======== RECORDED INFORMATION

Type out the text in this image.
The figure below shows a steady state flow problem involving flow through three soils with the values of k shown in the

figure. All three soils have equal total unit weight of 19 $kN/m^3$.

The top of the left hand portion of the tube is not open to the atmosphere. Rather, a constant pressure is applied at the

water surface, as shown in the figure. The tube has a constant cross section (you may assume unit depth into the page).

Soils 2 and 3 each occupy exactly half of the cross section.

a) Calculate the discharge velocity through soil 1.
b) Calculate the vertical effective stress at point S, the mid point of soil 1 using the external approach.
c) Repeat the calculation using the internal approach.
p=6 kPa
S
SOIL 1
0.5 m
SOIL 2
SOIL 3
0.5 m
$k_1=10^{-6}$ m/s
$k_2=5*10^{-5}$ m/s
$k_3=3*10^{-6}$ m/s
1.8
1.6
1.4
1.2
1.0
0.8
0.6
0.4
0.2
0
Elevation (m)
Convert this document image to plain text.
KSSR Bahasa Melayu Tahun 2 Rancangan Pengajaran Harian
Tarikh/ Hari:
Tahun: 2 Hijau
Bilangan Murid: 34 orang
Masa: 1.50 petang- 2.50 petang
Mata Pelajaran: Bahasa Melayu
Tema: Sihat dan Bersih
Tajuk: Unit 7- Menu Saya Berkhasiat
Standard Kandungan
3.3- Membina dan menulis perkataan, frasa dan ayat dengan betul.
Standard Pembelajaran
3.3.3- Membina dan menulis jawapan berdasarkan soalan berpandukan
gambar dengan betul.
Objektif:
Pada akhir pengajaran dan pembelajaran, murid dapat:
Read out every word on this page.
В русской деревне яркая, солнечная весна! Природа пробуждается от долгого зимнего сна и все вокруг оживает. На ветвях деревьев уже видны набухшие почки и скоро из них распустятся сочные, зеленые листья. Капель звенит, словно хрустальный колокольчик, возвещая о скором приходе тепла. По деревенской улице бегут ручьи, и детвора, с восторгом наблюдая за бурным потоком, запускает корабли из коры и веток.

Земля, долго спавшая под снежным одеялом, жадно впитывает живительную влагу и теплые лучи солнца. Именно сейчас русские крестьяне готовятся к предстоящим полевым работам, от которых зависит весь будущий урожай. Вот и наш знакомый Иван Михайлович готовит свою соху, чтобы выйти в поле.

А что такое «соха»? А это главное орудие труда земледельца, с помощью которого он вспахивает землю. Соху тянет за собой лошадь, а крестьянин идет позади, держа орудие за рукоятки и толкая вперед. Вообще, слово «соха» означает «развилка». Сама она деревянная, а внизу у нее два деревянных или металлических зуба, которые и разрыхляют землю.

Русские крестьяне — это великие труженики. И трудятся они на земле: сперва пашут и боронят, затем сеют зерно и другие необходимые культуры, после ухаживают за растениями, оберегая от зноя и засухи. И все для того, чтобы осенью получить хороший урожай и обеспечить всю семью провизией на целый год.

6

================

Pull out all lines from the entries above that include the word "чтобы".

Земля, долго спавшая под снежным одеялом, жадно впитывает живительную влагу и теплые лучи солнца. Именно сейчас русские крестьяне готовятся к предстоящим полевым работам, от которых зависит весь будущий урожай. Вот и наш знакомый Иван Михайлович готовит свою соху, чтобы выйти в поле.
Русские крестьяне — это великие труженики. И трудятся они на земле: сперва пашут и боронят, затем сеют зерно и другие необходимые культуры, после ухаживают за растениями, оберегая от зноя и засухи. И все для того, чтобы осенью получить хороший урожай и обеспечить всю семью провизией на целый год.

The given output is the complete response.